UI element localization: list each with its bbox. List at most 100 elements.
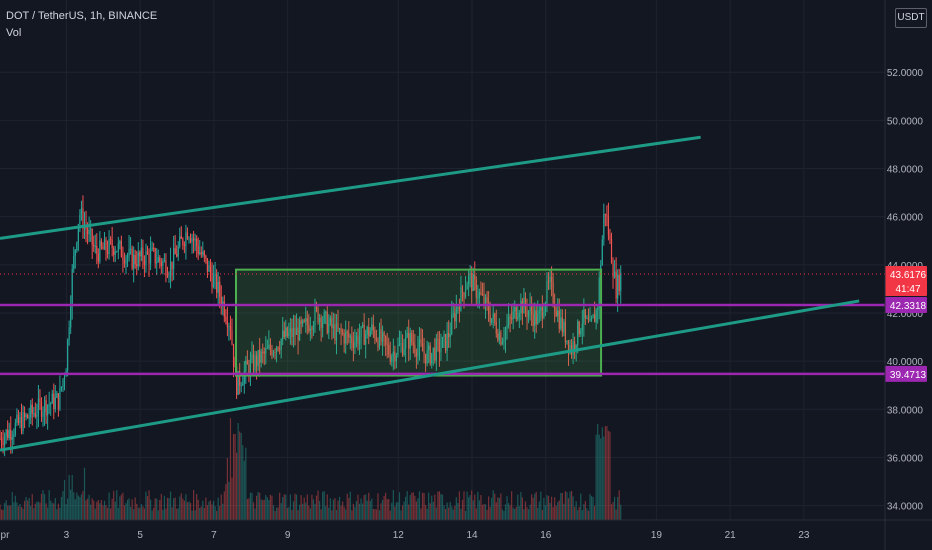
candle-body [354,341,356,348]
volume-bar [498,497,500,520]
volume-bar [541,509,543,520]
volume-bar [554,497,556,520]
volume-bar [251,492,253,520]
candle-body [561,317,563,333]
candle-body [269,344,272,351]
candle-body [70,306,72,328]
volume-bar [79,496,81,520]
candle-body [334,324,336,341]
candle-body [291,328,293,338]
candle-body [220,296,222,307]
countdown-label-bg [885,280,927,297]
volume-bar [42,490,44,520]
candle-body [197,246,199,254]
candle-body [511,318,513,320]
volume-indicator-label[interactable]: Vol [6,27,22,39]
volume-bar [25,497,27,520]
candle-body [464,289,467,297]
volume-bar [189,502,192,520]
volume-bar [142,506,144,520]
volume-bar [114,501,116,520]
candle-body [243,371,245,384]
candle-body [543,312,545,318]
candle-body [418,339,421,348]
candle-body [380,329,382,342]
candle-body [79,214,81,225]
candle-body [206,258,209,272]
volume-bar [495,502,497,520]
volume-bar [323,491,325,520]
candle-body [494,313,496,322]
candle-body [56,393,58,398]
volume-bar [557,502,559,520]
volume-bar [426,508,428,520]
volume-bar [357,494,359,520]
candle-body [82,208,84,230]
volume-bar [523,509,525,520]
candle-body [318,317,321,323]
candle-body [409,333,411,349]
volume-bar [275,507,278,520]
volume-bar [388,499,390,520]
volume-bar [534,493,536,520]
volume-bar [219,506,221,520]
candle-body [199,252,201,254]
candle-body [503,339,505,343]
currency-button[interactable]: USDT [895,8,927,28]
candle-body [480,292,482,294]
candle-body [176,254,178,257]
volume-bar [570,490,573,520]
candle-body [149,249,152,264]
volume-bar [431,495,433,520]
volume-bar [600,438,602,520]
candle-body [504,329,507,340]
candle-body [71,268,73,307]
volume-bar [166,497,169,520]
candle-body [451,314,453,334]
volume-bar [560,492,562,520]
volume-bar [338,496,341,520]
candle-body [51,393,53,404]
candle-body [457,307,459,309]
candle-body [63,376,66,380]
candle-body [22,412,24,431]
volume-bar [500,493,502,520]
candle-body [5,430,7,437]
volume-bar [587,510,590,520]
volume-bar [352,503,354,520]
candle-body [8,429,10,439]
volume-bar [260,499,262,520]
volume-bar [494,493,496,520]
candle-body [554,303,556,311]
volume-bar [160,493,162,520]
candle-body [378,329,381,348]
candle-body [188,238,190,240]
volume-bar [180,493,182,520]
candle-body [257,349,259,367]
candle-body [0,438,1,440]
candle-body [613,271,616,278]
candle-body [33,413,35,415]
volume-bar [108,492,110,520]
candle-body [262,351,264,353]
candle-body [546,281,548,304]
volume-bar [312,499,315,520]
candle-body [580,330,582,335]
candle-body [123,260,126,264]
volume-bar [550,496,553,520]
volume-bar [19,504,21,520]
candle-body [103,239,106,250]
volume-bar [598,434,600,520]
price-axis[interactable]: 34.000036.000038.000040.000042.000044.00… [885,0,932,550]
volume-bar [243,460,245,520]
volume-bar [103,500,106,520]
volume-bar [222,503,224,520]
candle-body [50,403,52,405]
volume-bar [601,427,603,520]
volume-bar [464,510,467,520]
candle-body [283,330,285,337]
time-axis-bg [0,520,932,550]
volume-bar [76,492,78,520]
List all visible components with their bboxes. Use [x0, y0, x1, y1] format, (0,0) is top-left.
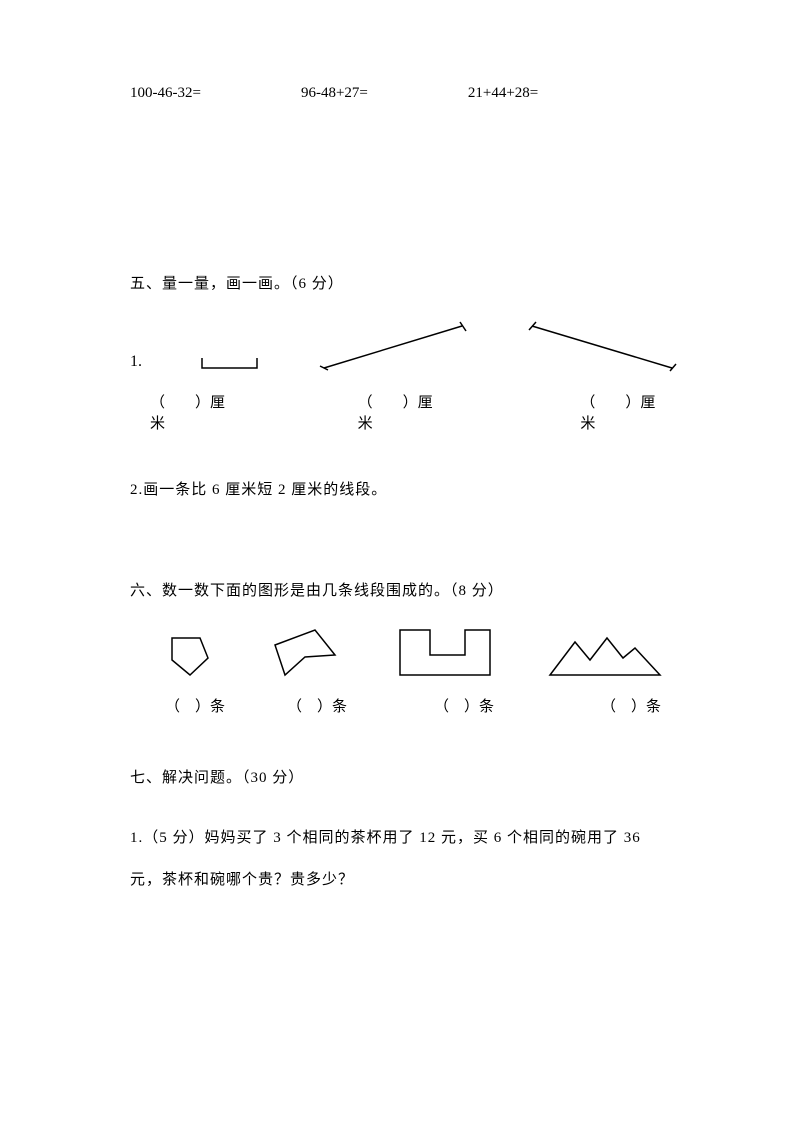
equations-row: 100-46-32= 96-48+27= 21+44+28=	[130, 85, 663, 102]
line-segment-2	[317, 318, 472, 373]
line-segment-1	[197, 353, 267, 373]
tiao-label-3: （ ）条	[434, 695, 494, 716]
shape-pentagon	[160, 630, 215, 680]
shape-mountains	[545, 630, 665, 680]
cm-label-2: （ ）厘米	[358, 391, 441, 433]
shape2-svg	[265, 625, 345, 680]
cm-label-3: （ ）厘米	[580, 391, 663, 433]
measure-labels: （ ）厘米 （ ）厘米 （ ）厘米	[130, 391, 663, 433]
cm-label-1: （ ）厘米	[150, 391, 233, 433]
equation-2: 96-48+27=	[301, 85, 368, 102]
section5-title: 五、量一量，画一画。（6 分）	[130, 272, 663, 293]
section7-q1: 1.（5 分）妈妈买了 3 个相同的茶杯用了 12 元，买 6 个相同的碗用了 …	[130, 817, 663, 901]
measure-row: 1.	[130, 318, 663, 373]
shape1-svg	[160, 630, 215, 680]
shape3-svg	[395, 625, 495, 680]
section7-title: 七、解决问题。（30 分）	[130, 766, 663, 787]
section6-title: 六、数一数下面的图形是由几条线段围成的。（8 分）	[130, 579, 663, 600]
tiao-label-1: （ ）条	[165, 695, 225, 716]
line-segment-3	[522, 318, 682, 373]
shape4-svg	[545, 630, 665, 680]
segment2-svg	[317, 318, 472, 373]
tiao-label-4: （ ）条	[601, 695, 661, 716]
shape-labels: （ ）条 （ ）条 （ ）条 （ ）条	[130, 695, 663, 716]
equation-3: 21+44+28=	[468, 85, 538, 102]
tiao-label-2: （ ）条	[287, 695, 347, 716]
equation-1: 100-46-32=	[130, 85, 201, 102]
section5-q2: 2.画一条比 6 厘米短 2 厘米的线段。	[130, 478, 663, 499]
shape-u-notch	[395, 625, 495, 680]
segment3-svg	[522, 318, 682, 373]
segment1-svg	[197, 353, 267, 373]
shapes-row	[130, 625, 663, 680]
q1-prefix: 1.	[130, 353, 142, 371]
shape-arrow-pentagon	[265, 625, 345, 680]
------
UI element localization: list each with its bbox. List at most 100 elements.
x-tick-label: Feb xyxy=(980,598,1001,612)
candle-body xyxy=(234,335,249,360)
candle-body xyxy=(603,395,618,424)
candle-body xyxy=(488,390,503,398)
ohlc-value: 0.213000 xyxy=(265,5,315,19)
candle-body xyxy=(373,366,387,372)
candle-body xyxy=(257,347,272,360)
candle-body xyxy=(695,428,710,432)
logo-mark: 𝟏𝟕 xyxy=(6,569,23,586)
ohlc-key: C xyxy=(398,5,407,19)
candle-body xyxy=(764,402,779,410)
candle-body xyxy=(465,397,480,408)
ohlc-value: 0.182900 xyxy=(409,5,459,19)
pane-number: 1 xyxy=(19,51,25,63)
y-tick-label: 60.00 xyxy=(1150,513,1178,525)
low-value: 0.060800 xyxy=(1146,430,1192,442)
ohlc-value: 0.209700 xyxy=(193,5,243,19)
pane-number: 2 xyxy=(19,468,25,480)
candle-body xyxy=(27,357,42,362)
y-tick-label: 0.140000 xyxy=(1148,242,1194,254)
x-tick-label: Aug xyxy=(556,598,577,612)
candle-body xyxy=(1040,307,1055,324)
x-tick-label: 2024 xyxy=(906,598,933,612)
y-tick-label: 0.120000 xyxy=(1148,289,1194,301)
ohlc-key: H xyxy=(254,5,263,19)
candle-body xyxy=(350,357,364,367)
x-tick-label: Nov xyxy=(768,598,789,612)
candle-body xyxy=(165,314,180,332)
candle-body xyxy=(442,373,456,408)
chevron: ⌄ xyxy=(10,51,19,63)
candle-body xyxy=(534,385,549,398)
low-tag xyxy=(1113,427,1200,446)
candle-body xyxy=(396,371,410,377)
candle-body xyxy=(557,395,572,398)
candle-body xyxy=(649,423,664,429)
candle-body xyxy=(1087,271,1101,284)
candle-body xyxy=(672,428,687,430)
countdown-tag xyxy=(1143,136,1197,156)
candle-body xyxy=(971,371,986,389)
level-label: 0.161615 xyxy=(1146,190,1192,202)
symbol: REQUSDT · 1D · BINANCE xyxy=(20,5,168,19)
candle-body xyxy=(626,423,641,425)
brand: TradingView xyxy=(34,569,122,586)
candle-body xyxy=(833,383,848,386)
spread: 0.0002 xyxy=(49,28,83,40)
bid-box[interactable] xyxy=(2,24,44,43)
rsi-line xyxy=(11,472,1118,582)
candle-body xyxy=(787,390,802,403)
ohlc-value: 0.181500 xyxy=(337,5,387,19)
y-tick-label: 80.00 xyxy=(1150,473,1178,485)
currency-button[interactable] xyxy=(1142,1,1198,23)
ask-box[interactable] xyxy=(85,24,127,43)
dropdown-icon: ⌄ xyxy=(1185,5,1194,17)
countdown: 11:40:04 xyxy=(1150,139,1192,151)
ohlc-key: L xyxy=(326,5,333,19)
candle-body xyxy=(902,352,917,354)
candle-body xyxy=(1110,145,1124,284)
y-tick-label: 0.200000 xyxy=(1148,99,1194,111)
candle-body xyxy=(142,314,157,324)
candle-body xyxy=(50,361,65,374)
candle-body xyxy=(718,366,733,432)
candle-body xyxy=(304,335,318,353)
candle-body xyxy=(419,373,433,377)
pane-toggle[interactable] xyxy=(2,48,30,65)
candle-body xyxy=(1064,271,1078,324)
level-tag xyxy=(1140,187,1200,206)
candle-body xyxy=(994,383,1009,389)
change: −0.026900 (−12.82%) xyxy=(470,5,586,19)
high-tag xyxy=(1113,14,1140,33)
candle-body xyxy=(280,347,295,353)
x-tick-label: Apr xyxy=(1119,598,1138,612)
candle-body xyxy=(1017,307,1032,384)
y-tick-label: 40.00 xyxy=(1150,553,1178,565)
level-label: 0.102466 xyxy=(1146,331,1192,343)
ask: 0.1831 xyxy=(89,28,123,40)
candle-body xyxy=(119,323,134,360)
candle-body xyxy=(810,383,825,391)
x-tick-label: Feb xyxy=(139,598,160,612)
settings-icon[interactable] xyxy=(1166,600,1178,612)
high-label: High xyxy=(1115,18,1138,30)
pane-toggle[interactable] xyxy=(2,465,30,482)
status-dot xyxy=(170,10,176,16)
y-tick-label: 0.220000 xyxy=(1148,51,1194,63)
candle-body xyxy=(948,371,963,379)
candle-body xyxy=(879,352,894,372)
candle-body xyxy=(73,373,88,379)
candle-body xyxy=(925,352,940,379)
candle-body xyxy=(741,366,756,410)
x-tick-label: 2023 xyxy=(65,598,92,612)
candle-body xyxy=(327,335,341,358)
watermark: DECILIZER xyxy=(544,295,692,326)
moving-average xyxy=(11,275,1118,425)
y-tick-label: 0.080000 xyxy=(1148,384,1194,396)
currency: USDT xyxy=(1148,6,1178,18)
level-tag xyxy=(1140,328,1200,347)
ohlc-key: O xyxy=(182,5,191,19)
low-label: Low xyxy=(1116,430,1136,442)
------
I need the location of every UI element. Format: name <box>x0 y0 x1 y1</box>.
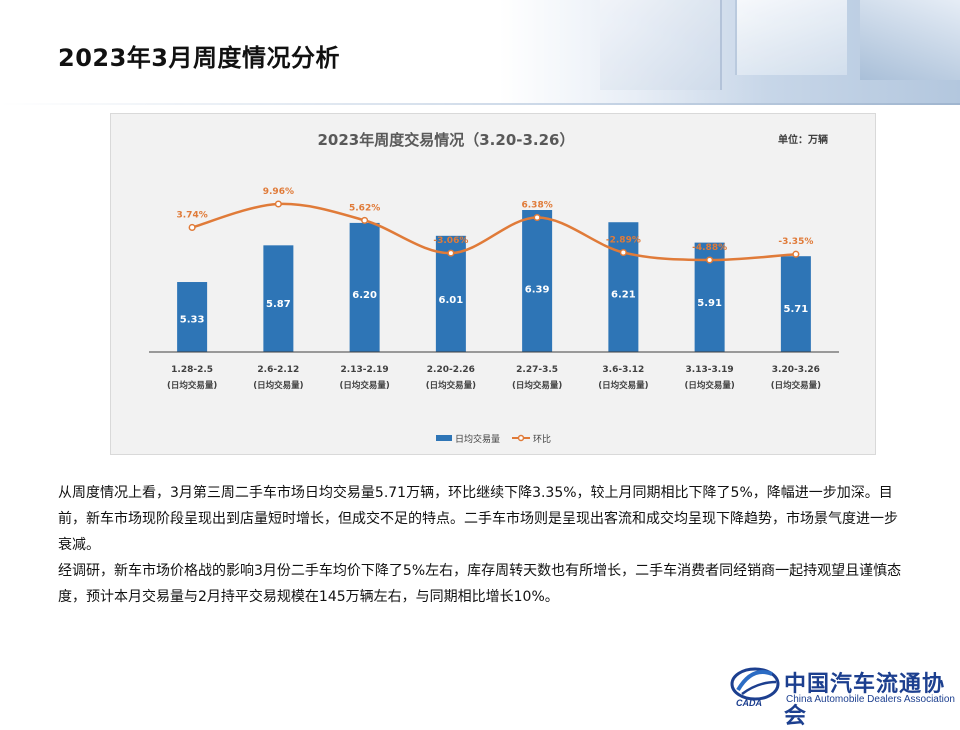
------
The request.
Copy out every line of the data that contains the string "axis", matching its case exactly.

Result of this exercise.
price-axis[interactable]: 34.000036.000038.000040.000042.000044.00… [885,0,932,550]
time-axis-bg [0,520,932,550]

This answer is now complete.